## [Extracted records]
______

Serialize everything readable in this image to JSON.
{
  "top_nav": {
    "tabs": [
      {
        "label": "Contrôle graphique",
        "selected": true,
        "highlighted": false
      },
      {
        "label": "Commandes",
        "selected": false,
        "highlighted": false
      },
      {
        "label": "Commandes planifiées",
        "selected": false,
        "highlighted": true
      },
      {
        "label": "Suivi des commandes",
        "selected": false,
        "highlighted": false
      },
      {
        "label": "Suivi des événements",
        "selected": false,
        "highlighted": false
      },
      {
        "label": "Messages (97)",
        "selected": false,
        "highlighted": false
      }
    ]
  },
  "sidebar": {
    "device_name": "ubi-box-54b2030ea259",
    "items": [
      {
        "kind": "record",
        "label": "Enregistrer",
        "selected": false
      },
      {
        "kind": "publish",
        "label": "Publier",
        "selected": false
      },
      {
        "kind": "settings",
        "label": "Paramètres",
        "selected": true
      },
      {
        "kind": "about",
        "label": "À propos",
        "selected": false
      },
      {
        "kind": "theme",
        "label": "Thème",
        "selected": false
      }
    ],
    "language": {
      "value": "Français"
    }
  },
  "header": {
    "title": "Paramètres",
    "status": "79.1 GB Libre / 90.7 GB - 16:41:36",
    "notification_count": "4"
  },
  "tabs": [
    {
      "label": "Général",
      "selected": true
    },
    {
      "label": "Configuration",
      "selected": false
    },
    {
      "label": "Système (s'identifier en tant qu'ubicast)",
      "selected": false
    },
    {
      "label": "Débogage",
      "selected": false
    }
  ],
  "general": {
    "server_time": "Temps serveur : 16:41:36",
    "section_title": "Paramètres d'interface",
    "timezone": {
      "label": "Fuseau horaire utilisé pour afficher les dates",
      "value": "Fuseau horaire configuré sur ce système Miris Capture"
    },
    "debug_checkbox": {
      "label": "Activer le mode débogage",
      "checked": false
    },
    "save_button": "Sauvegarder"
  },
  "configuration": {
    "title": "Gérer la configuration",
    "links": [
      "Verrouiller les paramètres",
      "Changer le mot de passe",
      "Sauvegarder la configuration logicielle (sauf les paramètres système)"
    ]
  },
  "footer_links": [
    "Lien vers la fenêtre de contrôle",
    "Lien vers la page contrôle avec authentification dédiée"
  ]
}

______

Give back each line above precisely as it stands.

Serialize everything readable in this image to JSON.
{
  "top_nav": {
    "tabs": [
      {
        "label": "Contrôle graphique",
        "selected": true,
        "highlighted": false
      },
      {
        "label": "Commandes",
        "selected": false,
        "highlighted": false
      },
      {
        "label": "Commandes planifiées",
        "selected": false,
        "highlighted": true
      },
      {
        "label": "Suivi des commandes",
        "selected": false,
        "highlighted": false
      },
      {
        "label": "Suivi des événements",
        "selected": false,
        "highlighted": false
      },
      {
        "label": "Messages (97)",
        "selected": false,
        "highlighted": false
      }
    ]
  },
  "sidebar": {
    "device_name": "ubi-box-54b2030ea259",
    "items": [
      {
        "kind": "record",
        "label": "Enregistrer",
        "selected": false
      },
      {
        "kind": "publish",
        "label": "Publier",
        "selected": false
      },
      {
        "kind": "settings",
        "label": "Paramètres",
        "selected": true
      },
      {
        "kind": "about",
        "label": "À propos",
        "selected": false
      },
      {
        "kind": "theme",
        "label": "Thème",
        "selected": false
      }
    ],
    "language": {
      "value": "Français"
    }
  },
  "header": {
    "title": "Paramètres",
    "status": "79.1 GB Libre / 90.7 GB - 16:41:36",
    "notification_count": "4"
  },
  "tabs": [
    {
      "label": "Général",
      "selected": true
    },
    {
      "label": "Configuration",
      "selected": false
    },
    {
      "label": "Système (s'identifier en tant qu'ubicast)",
      "selected": false
    },
    {
      "label": "Débogage",
      "selected": false
    }
  ],
  "general": {
    "server_time": "Temps serveur : 16:41:36",
    "section_title": "Paramètres d'interface",
    "timezone": {
      "label": "Fuseau horaire utilisé pour afficher les dates",
      "value": "Fuseau horaire configuré sur ce système Miris Capture"
    },
    "debug_checkbox": {
      "label": "Activer le mode débogage",
      "checked": false
    },
    "save_button": "Sauvegarder"
  },
  "configuration": {
    "title": "Gérer la configuration",
    "links": [
      "Verrouiller les paramètres",
      "Changer le mot de passe",
      "Sauvegarder la configuration logicielle (sauf les paramètres système)"
    ]
  },
  "footer_links": [
    "Lien vers la fenêtre de contrôle",
    "Lien vers la page contrôle avec authentification dédiée"
  ]
}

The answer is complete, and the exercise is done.